Task requirements ▸ Retype the material that follows, keeping every word as it is.
#### Supplied data
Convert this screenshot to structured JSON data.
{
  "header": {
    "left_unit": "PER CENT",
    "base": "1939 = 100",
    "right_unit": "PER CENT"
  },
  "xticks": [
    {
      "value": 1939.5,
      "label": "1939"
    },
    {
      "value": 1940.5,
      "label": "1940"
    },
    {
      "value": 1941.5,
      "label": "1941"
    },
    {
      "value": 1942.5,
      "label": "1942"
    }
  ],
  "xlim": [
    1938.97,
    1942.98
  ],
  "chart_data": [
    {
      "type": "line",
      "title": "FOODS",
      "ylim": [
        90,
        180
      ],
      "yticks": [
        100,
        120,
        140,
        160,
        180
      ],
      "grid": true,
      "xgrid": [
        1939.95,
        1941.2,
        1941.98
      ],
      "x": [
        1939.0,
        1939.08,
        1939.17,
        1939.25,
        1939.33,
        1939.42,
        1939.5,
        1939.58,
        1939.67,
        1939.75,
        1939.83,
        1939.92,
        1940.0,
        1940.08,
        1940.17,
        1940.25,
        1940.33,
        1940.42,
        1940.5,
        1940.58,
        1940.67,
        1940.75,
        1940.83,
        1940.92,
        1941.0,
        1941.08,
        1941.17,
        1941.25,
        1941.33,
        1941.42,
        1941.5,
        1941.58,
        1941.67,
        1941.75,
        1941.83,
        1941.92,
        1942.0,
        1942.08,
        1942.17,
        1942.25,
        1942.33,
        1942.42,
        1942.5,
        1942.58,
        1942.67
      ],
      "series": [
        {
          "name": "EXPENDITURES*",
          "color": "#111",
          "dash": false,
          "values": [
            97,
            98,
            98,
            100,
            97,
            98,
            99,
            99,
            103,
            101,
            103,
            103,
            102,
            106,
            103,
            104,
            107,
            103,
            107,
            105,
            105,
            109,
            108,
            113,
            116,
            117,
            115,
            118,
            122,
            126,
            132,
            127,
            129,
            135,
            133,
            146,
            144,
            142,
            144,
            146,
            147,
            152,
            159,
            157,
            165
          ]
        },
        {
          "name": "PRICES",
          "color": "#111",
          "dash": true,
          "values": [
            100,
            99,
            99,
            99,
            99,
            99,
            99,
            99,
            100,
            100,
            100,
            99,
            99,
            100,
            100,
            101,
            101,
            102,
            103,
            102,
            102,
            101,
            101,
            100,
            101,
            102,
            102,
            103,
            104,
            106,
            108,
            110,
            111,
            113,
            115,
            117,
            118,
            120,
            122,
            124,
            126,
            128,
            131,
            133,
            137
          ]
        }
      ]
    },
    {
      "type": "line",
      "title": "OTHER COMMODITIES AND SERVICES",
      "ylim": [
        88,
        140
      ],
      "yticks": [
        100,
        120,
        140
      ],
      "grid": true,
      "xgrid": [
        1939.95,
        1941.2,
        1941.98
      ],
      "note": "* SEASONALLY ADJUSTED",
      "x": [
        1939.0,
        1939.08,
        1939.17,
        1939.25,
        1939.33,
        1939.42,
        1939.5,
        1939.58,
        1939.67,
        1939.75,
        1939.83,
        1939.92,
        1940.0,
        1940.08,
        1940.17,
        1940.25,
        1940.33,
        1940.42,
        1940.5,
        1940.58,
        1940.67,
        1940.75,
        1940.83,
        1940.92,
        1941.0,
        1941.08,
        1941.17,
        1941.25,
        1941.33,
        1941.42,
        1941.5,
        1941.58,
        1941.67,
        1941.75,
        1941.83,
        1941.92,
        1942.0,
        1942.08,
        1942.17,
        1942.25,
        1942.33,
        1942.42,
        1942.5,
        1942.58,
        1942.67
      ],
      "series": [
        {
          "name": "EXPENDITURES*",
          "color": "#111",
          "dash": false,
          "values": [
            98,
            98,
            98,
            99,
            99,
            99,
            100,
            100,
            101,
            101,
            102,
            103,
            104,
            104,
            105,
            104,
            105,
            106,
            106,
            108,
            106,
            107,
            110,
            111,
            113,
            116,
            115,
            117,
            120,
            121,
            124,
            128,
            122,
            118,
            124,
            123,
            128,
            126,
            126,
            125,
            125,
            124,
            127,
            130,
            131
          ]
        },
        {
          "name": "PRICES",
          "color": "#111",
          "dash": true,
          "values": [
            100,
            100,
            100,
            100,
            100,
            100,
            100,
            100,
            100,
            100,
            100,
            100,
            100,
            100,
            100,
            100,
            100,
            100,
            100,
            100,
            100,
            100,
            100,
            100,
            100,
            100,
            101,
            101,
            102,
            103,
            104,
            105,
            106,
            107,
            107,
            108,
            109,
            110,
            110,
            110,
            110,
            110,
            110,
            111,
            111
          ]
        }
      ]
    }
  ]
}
########
Solved exercise ▸
Convert this screenshot to structured JSON data.
{
  "header": {
    "left_unit": "PER CENT",
    "base": "1939 = 100",
    "right_unit": "PER CENT"
  },
  "xticks": [
    {
      "value": 1939.5,
      "label": "1939"
    },
    {
      "value": 1940.5,
      "label": "1940"
    },
    {
      "value": 1941.5,
      "label": "1941"
    },
    {
      "value": 1942.5,
      "label": "1942"
    }
  ],
  "xlim": [
    1938.97,
    1942.98
  ],
  "chart_data": [
    {
      "type": "line",
      "title": "FOODS",
      "ylim": [
        90,
        180
      ],
      "yticks": [
        100,
        120,
        140,
        160,
        180
      ],
      "grid": true,
      "xgrid": [
        1939.95,
        1941.2,
        1941.98
      ],
      "x": [
        1939.0,
        1939.08,
        1939.17,
        1939.25,
        1939.33,
        1939.42,
        1939.5,
        1939.58,
        1939.67,
        1939.75,
        1939.83,
        1939.92,
        1940.0,
        1940.08,
        1940.17,
        1940.25,
        1940.33,
        1940.42,
        1940.5,
        1940.58,
        1940.67,
        1940.75,
        1940.83,
        1940.92,
        1941.0,
        1941.08,
        1941.17,
        1941.25,
        1941.33,
        1941.42,
        1941.5,
        1941.58,
        1941.67,
        1941.75,
        1941.83,
        1941.92,
        1942.0,
        1942.08,
        1942.17,
        1942.25,
        1942.33,
        1942.42,
        1942.5,
        1942.58,
        1942.67
      ],
      "series": [
        {
          "name": "EXPENDITURES*",
          "color": "#111",
          "dash": false,
          "values": [
            97,
            98,
            98,
            100,
            97,
            98,
            99,
            99,
            103,
            101,
            103,
            103,
            102,
            106,
            103,
            104,
            107,
            103,
            107,
            105,
            105,
            109,
            108,
            113,
            116,
            117,
            115,
            118,
            122,
            126,
            132,
            127,
            129,
            135,
            133,
            146,
            144,
            142,
            144,
            146,
            147,
            152,
            159,
            157,
            165
          ]
        },
        {
          "name": "PRICES",
          "color": "#111",
          "dash": true,
          "values": [
            100,
            99,
            99,
            99,
            99,
            99,
            99,
            99,
            100,
            100,
            100,
            99,
            99,
            100,
            100,
            101,
            101,
            102,
            103,
            102,
            102,
            101,
            101,
            100,
            101,
            102,
            102,
            103,
            104,
            106,
            108,
            110,
            111,
            113,
            115,
            117,
            118,
            120,
            122,
            124,
            126,
            128,
            131,
            133,
            137
          ]
        }
      ]
    },
    {
      "type": "line",
      "title": "OTHER COMMODITIES AND SERVICES",
      "ylim": [
        88,
        140
      ],
      "yticks": [
        100,
        120,
        140
      ],
      "grid": true,
      "xgrid": [
        1939.95,
        1941.2,
        1941.98
      ],
      "note": "* SEASONALLY ADJUSTED",
      "x": [
        1939.0,
        1939.08,
        1939.17,
        1939.25,
        1939.33,
        1939.42,
        1939.5,
        1939.58,
        1939.67,
        1939.75,
        1939.83,
        1939.92,
        1940.0,
        1940.08,
        1940.17,
        1940.25,
        1940.33,
        1940.42,
        1940.5,
        1940.58,
        1940.67,
        1940.75,
        1940.83,
        1940.92,
        1941.0,
        1941.08,
        1941.17,
        1941.25,
        1941.33,
        1941.42,
        1941.5,
        1941.58,
        1941.67,
        1941.75,
        1941.83,
        1941.92,
        1942.0,
        1942.08,
        1942.17,
        1942.25,
        1942.33,
        1942.42,
        1942.5,
        1942.58,
        1942.67
      ],
      "series": [
        {
          "name": "EXPENDITURES*",
          "color": "#111",
          "dash": false,
          "values": [
            98,
            98,
            98,
            99,
            99,
            99,
            100,
            100,
            101,
            101,
            102,
            103,
            104,
            104,
            105,
            104,
            105,
            106,
            106,
            108,
            106,
            107,
            110,
            111,
            113,
            116,
            115,
            117,
            120,
            121,
            124,
            128,
            122,
            118,
            124,
            123,
            128,
            126,
            126,
            125,
            125,
            124,
            127,
            130,
            131
          ]
        },
        {
          "name": "PRICES",
          "color": "#111",
          "dash": true,
          "values": [
            100,
            100,
            100,
            100,
            100,
            100,
            100,
            100,
            100,
            100,
            100,
            100,
            100,
            100,
            100,
            100,
            100,
            100,
            100,
            100,
            100,
            100,
            100,
            100,
            100,
            100,
            101,
            101,
            102,
            103,
            104,
            105,
            106,
            107,
            107,
            108,
            109,
            110,
            110,
            110,
            110,
            110,
            110,
            111,
            111
          ]
        }
      ]
    }
  ]
}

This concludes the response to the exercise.